STATED TASK. Restate the records below word for word.

STORED DATA.

┄┄┄┄┄┄

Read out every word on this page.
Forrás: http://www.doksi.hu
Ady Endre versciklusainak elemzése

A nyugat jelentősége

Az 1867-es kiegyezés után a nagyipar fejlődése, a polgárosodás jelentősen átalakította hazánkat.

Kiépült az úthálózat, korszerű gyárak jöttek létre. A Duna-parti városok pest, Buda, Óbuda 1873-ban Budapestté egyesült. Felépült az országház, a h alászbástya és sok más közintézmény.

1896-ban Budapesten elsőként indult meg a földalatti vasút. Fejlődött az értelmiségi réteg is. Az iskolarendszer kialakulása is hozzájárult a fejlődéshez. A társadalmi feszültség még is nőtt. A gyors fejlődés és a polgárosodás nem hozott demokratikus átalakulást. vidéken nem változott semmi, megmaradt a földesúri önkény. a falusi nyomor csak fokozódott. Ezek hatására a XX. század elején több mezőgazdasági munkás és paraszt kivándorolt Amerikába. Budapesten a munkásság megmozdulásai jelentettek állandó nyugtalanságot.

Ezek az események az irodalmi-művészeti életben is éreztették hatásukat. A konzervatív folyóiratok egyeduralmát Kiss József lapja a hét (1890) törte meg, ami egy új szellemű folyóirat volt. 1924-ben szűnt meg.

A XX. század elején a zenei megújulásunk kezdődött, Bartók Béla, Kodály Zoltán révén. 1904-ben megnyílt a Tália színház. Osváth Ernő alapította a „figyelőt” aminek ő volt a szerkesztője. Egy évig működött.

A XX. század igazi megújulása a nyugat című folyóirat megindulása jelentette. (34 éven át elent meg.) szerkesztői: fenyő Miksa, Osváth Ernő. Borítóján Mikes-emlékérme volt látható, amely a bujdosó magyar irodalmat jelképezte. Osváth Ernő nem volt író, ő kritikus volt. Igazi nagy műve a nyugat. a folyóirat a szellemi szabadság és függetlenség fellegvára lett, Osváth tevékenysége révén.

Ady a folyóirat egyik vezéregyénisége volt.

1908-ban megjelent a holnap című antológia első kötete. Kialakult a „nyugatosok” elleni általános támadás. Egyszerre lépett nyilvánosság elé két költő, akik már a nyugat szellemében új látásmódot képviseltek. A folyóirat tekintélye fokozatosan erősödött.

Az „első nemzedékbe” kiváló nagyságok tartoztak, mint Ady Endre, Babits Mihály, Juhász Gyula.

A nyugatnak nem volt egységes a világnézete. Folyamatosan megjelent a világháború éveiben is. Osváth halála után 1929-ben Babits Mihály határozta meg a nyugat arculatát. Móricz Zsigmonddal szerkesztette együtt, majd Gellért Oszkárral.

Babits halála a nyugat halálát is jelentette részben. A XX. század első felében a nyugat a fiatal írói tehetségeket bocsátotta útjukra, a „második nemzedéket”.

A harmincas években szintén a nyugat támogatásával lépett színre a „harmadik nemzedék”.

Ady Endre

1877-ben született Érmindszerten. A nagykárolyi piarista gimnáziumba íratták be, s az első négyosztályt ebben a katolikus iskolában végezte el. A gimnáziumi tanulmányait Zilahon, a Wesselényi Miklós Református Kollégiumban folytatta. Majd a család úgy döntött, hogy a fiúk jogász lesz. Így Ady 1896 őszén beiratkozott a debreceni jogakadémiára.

┄┄┄┄┄┄

ANSWER TO THIS TASK.
Read out every word on this page.
Forrás: http://www.doksi.hu
Ady Endre versciklusainak elemzése

A nyugat jelentősége

Az 1867-es kiegyezés után a nagyipar fejlődése, a polgárosodás jelentősen átalakította hazánkat.

Kiépült az úthálózat, korszerű gyárak jöttek létre. A Duna-parti városok pest, Buda, Óbuda 1873-ban Budapestté egyesült. Felépült az országház, a h alászbástya és sok más közintézmény.

1896-ban Budapesten elsőként indult meg a földalatti vasút. Fejlődött az értelmiségi réteg is. Az iskolarendszer kialakulása is hozzájárult a fejlődéshez. A társadalmi feszültség még is nőtt. A gyors fejlődés és a polgárosodás nem hozott demokratikus átalakulást. vidéken nem változott semmi, megmaradt a földesúri önkény. a falusi nyomor csak fokozódott. Ezek hatására a XX. század elején több mezőgazdasági munkás és paraszt kivándorolt Amerikába. Budapesten a munkásság megmozdulásai jelentettek állandó nyugtalanságot.

Ezek az események az irodalmi-művészeti életben is éreztették hatásukat. A konzervatív folyóiratok egyeduralmát Kiss József lapja a hét (1890) törte meg, ami egy új szellemű folyóirat volt. 1924-ben szűnt meg.

A XX. század elején a zenei megújulásunk kezdődött, Bartók Béla, Kodály Zoltán révén. 1904-ben megnyílt a Tália színház. Osváth Ernő alapította a „figyelőt” aminek ő volt a szerkesztője. Egy évig működött.

A XX. század igazi megújulása a nyugat című folyóirat megindulása jelentette. (34 éven át elent meg.) szerkesztői: fenyő Miksa, Osváth Ernő. Borítóján Mikes-emlékérme volt látható, amely a bujdosó magyar irodalmat jelképezte. Osváth Ernő nem volt író, ő kritikus volt. Igazi nagy műve a nyugat. a folyóirat a szellemi szabadság és függetlenség fellegvára lett, Osváth tevékenysége révén.

Ady a folyóirat egyik vezéregyénisége volt.

1908-ban megjelent a holnap című antológia első kötete. Kialakult a „nyugatosok” elleni általános támadás. Egyszerre lépett nyilvánosság elé két költő, akik már a nyugat szellemében új látásmódot képviseltek. A folyóirat tekintélye fokozatosan erősödött.

Az „első nemzedékbe” kiváló nagyságok tartoztak, mint Ady Endre, Babits Mihály, Juhász Gyula.

A nyugatnak nem volt egységes a világnézete. Folyamatosan megjelent a világháború éveiben is. Osváth halála után 1929-ben Babits Mihály határozta meg a nyugat arculatát. Móricz Zsigmonddal szerkesztette együtt, majd Gellért Oszkárral.

Babits halála a nyugat halálát is jelentette részben. A XX. század első felében a nyugat a fiatal írói tehetségeket bocsátotta útjukra, a „második nemzedéket”.

A harmincas években szintén a nyugat támogatásával lépett színre a „harmadik nemzedék”.

Ady Endre

1877-ben született Érmindszerten. A nagykárolyi piarista gimnáziumba íratták be, s az első négyosztályt ebben a katolikus iskolában végezte el. A gimnáziumi tanulmányait Zilahon, a Wesselényi Miklós Református Kollégiumban folytatta. Majd a család úgy döntött, hogy a fiúk jogász lesz. Így Ady 1896 őszén beiratkozott a debreceni jogakadémiára.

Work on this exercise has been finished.